Say how many lines of the listing below contain "Contentful", giving the number and nothing else.

──────────

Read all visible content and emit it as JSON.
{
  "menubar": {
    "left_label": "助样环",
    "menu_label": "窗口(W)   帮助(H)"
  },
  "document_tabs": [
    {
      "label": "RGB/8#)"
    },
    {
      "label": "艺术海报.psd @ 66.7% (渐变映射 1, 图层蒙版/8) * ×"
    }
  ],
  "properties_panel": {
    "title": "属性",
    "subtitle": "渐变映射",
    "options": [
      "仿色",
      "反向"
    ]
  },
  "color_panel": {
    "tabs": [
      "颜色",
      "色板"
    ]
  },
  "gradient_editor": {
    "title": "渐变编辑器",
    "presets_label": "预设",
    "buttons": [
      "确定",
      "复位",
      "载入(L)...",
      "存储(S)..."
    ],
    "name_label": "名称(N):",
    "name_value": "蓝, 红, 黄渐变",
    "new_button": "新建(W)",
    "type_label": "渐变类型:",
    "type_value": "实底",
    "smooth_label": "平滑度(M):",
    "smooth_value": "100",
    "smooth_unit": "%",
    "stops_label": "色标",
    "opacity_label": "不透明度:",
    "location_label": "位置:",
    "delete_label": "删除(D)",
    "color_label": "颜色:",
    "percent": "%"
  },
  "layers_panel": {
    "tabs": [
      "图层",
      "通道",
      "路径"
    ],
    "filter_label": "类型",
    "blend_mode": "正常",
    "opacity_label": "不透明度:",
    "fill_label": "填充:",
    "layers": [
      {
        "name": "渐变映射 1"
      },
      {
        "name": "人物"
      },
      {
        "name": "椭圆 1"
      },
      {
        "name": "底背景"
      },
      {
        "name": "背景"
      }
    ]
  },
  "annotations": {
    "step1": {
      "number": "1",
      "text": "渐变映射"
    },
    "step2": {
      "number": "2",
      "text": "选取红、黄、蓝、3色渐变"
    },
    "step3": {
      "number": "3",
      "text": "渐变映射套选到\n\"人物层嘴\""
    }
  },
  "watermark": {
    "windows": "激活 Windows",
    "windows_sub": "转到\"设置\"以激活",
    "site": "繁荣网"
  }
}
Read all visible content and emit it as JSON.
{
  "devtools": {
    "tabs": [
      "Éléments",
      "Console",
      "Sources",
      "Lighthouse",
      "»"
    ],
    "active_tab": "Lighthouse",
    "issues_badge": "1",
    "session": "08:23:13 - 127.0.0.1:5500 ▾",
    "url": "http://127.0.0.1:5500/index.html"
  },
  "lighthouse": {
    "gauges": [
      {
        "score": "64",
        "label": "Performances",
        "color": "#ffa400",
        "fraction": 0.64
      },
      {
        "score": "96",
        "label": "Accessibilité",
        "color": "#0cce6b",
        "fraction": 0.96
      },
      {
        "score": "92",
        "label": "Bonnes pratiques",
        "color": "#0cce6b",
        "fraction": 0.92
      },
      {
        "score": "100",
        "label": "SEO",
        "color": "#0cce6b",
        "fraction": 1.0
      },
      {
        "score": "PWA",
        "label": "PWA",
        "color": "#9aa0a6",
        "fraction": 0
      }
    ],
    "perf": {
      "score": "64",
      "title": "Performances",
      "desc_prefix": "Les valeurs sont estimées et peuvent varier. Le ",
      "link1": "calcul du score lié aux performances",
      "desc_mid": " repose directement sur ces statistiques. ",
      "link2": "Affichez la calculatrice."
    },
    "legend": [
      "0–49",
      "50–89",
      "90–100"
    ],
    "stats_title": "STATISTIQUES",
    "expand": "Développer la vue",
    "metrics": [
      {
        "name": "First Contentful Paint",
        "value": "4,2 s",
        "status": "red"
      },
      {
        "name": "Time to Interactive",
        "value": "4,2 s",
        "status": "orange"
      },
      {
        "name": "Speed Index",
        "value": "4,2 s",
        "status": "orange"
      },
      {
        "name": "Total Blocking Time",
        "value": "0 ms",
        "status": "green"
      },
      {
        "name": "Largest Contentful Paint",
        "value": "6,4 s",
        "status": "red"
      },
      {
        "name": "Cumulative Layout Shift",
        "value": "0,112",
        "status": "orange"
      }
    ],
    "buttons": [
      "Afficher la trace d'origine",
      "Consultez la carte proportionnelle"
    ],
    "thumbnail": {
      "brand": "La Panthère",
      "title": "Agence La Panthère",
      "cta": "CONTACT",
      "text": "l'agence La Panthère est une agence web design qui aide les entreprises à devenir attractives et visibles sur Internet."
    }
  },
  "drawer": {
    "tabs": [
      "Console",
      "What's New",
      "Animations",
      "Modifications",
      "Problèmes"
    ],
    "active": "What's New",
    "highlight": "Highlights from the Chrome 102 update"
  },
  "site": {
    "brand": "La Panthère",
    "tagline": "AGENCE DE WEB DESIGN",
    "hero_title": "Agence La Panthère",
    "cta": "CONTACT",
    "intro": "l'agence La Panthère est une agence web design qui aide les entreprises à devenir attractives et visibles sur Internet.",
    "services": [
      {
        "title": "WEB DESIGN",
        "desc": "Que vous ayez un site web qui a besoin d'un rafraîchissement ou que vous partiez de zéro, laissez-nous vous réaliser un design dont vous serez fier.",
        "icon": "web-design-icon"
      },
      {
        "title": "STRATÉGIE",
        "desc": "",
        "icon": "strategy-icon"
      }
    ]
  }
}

──────────

** RESULT BELOW **
2